Reproduce all of the entries below line for line, changing nothing.

• _Supplied data_
##########

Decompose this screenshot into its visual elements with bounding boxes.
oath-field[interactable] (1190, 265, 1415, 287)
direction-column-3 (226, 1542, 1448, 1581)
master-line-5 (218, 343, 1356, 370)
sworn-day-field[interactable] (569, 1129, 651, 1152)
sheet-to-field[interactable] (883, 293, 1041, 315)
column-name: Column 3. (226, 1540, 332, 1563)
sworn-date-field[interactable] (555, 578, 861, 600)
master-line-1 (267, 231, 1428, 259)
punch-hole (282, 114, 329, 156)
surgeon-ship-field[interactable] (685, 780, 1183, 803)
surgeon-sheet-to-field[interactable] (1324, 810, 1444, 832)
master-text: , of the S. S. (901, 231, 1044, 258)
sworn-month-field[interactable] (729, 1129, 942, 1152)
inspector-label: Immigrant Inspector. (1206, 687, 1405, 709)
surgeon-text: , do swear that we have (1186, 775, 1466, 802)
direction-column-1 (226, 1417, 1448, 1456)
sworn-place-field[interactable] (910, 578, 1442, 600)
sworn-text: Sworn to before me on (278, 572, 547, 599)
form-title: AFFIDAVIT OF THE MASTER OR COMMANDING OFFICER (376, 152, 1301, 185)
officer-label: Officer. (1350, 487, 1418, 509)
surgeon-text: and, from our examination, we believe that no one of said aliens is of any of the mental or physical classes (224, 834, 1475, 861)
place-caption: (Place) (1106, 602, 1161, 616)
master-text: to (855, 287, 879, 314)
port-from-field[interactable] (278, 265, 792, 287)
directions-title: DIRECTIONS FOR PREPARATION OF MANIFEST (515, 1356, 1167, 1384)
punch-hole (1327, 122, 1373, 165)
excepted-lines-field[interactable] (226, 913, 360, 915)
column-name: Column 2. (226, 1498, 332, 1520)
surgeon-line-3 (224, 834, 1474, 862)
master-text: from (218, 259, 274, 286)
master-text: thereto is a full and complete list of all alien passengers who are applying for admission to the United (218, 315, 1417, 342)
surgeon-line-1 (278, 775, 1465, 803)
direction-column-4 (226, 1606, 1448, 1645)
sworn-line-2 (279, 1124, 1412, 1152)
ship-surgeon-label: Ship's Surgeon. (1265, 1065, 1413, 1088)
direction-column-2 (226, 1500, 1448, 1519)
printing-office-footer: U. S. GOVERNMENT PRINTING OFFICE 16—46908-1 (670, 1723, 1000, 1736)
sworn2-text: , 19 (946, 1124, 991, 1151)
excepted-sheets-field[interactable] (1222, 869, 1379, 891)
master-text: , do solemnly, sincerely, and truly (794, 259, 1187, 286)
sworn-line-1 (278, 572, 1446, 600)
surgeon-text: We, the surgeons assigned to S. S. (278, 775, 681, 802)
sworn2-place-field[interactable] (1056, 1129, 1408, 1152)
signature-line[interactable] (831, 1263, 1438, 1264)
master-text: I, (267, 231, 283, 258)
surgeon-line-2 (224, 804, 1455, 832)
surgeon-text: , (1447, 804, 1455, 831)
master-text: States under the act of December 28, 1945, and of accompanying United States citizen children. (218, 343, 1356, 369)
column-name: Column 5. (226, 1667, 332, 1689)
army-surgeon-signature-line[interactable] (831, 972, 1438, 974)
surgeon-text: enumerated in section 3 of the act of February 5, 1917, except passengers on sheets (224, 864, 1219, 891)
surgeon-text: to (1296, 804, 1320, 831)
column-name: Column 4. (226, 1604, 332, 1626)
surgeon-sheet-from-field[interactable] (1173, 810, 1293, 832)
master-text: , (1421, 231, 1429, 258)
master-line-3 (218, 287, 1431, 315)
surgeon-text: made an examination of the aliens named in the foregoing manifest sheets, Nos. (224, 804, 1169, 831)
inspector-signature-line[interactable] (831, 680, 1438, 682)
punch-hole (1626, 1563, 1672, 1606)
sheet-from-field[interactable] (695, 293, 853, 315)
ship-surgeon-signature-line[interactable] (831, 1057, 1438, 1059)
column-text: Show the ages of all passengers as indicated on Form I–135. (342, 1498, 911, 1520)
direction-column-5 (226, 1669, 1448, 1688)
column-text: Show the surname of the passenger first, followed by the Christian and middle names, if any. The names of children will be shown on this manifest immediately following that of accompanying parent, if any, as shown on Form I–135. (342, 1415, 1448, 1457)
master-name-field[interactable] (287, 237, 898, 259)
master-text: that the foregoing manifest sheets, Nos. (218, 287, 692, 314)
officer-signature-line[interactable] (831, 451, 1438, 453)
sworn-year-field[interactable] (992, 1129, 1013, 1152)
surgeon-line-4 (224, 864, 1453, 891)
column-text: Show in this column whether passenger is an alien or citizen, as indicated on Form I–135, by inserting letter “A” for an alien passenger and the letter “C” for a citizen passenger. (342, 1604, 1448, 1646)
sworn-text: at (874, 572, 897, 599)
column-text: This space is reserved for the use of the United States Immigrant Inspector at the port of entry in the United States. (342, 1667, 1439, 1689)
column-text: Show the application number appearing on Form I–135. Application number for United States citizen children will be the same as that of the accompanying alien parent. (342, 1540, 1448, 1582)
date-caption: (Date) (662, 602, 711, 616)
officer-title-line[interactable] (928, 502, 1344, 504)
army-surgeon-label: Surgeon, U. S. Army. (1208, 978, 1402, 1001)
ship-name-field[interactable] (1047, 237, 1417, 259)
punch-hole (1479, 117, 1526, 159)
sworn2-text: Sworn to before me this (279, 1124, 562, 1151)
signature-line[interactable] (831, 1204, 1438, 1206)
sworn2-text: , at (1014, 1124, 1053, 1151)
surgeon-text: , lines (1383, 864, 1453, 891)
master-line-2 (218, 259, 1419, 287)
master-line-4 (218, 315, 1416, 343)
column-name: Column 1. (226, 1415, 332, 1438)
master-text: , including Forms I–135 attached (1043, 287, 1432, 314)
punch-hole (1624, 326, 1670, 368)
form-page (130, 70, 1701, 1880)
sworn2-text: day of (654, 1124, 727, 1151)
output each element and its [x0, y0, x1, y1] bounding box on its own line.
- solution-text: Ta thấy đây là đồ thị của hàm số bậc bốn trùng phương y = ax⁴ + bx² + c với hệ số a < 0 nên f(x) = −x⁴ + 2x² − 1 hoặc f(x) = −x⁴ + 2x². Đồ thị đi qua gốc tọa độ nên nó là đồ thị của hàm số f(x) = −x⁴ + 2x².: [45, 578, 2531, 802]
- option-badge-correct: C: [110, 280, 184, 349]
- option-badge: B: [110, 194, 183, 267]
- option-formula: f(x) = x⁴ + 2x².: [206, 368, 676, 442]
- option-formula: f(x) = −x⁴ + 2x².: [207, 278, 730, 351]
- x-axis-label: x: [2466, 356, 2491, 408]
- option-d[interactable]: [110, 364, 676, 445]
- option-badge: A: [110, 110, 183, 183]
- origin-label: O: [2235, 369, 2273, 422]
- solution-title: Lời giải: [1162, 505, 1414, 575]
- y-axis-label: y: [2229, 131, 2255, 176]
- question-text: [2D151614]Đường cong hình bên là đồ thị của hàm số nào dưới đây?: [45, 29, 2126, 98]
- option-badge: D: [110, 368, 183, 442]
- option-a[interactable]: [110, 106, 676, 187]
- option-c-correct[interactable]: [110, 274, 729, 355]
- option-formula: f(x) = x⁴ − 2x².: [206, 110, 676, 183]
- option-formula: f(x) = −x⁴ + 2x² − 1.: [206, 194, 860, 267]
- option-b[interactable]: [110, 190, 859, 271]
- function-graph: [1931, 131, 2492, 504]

##########

• _Worked answer_
Decompose this screenshot into its visual elements with bounding boxes.
oath-field[interactable] (1190, 265, 1415, 287)
direction-column-3 (226, 1542, 1448, 1581)
master-line-5 (218, 343, 1356, 370)
sworn-day-field[interactable] (569, 1129, 651, 1152)
sheet-to-field[interactable] (883, 293, 1041, 315)
column-name: Column 3. (226, 1540, 332, 1563)
sworn-date-field[interactable] (555, 578, 861, 600)
master-line-1 (267, 231, 1428, 259)
punch-hole (282, 114, 329, 156)
surgeon-ship-field[interactable] (685, 780, 1183, 803)
surgeon-sheet-to-field[interactable] (1324, 810, 1444, 832)
master-text: , of the S. S. (901, 231, 1044, 258)
sworn-month-field[interactable] (729, 1129, 942, 1152)
inspector-label: Immigrant Inspector. (1206, 687, 1405, 709)
surgeon-text: , do swear that we have (1186, 775, 1466, 802)
direction-column-1 (226, 1417, 1448, 1456)
sworn-place-field[interactable] (910, 578, 1442, 600)
sworn-text: Sworn to before me on (278, 572, 547, 599)
form-title: AFFIDAVIT OF THE MASTER OR COMMANDING OFFICER (376, 152, 1301, 185)
officer-label: Officer. (1350, 487, 1418, 509)
surgeon-text: and, from our examination, we believe that no one of said aliens is of any of the mental or physical classes (224, 834, 1475, 861)
place-caption: (Place) (1106, 602, 1161, 616)
master-text: to (855, 287, 879, 314)
port-from-field[interactable] (278, 265, 792, 287)
directions-title: DIRECTIONS FOR PREPARATION OF MANIFEST (515, 1356, 1167, 1384)
punch-hole (1327, 122, 1373, 165)
excepted-lines-field[interactable] (226, 913, 360, 915)
column-name: Column 2. (226, 1498, 332, 1520)
surgeon-line-3 (224, 834, 1474, 862)
master-text: from (218, 259, 274, 286)
master-text: thereto is a full and complete list of all alien passengers who are applying for admission to the United (218, 315, 1417, 342)
surgeon-line-1 (278, 775, 1465, 803)
direction-column-4 (226, 1606, 1448, 1645)
sworn-line-2 (279, 1124, 1412, 1152)
ship-surgeon-label: Ship's Surgeon. (1265, 1065, 1413, 1088)
direction-column-2 (226, 1500, 1448, 1519)
printing-office-footer: U. S. GOVERNMENT PRINTING OFFICE 16—46908-1 (670, 1723, 1000, 1736)
sworn2-text: , 19 (946, 1124, 991, 1151)
excepted-sheets-field[interactable] (1222, 869, 1379, 891)
master-text: , do solemnly, sincerely, and truly (794, 259, 1187, 286)
sworn-line-1 (278, 572, 1446, 600)
surgeon-text: We, the surgeons assigned to S. S. (278, 775, 681, 802)
sworn2-place-field[interactable] (1056, 1129, 1408, 1152)
signature-line[interactable] (831, 1263, 1438, 1264)
master-text: I, (267, 231, 283, 258)
surgeon-line-2 (224, 804, 1455, 832)
surgeon-text: , (1447, 804, 1455, 831)
master-text: States under the act of December 28, 1945, and of accompanying United States citizen children. (218, 343, 1356, 369)
column-name: Column 5. (226, 1667, 332, 1689)
army-surgeon-signature-line[interactable] (831, 972, 1438, 974)
surgeon-text: enumerated in section 3 of the act of February 5, 1917, except passengers on sheets (224, 864, 1219, 891)
surgeon-text: to (1296, 804, 1320, 831)
column-name: Column 4. (226, 1604, 332, 1626)
surgeon-sheet-from-field[interactable] (1173, 810, 1293, 832)
master-text: , (1421, 231, 1429, 258)
master-line-3 (218, 287, 1431, 315)
surgeon-text: made an examination of the aliens named in the foregoing manifest sheets, Nos. (224, 804, 1169, 831)
inspector-signature-line[interactable] (831, 680, 1438, 682)
punch-hole (1626, 1563, 1672, 1606)
sheet-from-field[interactable] (695, 293, 853, 315)
ship-surgeon-signature-line[interactable] (831, 1057, 1438, 1059)
column-text: Show the ages of all passengers as indicated on Form I–135. (342, 1498, 911, 1520)
direction-column-5 (226, 1669, 1448, 1688)
column-text: Show the surname of the passenger first, followed by the Christian and middle names, if any. The names of children will be shown on this manifest immediately following that of accompanying parent, if any, as shown on Form I–135. (342, 1415, 1448, 1457)
master-name-field[interactable] (287, 237, 898, 259)
master-text: that the foregoing manifest sheets, Nos. (218, 287, 692, 314)
officer-signature-line[interactable] (831, 451, 1438, 453)
sworn-year-field[interactable] (992, 1129, 1013, 1152)
surgeon-line-4 (224, 864, 1453, 891)
column-text: Show in this column whether passenger is an alien or citizen, as indicated on Form I–135, by inserting letter “A” for an alien passenger and the letter “C” for a citizen passenger. (342, 1604, 1448, 1646)
sworn-text: at (874, 572, 897, 599)
column-text: This space is reserved for the use of the United States Immigrant Inspector at the port of entry in the United States. (342, 1667, 1439, 1689)
column-text: Show the application number appearing on Form I–135. Application number for United States citizen children will be the same as that of the accompanying alien parent. (342, 1540, 1448, 1582)
date-caption: (Date) (662, 602, 711, 616)
officer-title-line[interactable] (928, 502, 1344, 504)
army-surgeon-label: Surgeon, U. S. Army. (1208, 978, 1402, 1001)
ship-name-field[interactable] (1047, 237, 1417, 259)
punch-hole (1479, 117, 1526, 159)
sworn2-text: Sworn to before me this (279, 1124, 562, 1151)
signature-line[interactable] (831, 1204, 1438, 1206)
sworn2-text: , at (1014, 1124, 1053, 1151)
surgeon-text: , lines (1383, 864, 1453, 891)
master-line-2 (218, 259, 1419, 287)
master-line-4 (218, 315, 1416, 343)
column-name: Column 1. (226, 1415, 332, 1438)
master-text: , including Forms I–135 attached (1043, 287, 1432, 314)
punch-hole (1624, 326, 1670, 368)
form-page (130, 70, 1701, 1880)
sworn2-text: day of (654, 1124, 727, 1151)
output each element and its [x0, y0, x1, y1] bounding box on its own line.
- solution-text: Ta thấy đây là đồ thị của hàm số bậc bốn trùng phương y = ax⁴ + bx² + c với hệ số a < 0 nên f(x) = −x⁴ + 2x² − 1 hoặc f(x) = −x⁴ + 2x². Đồ thị đi qua gốc tọa độ nên nó là đồ thị của hàm số f(x) = −x⁴ + 2x².: [45, 578, 2531, 802]
- option-badge-correct: C: [110, 280, 184, 349]
- option-badge: B: [110, 194, 183, 267]
- option-formula: f(x) = x⁴ + 2x².: [206, 368, 676, 442]
- option-formula: f(x) = −x⁴ + 2x².: [207, 278, 730, 351]
- x-axis-label: x: [2466, 356, 2491, 408]
- option-d[interactable]: [110, 364, 676, 445]
- option-badge: A: [110, 110, 183, 183]
- origin-label: O: [2235, 369, 2273, 422]
- solution-title: Lời giải: [1162, 505, 1414, 575]
- y-axis-label: y: [2229, 131, 2255, 176]
- question-text: [2D151614]Đường cong hình bên là đồ thị của hàm số nào dưới đây?: [45, 29, 2126, 98]
- option-badge: D: [110, 368, 183, 442]
- option-a[interactable]: [110, 106, 676, 187]
- option-c-correct[interactable]: [110, 274, 729, 355]
- option-formula: f(x) = x⁴ − 2x².: [206, 110, 676, 183]
- option-formula: f(x) = −x⁴ + 2x² − 1.: [206, 194, 860, 267]
- option-b[interactable]: [110, 190, 859, 271]
- function-graph: [1931, 131, 2492, 504]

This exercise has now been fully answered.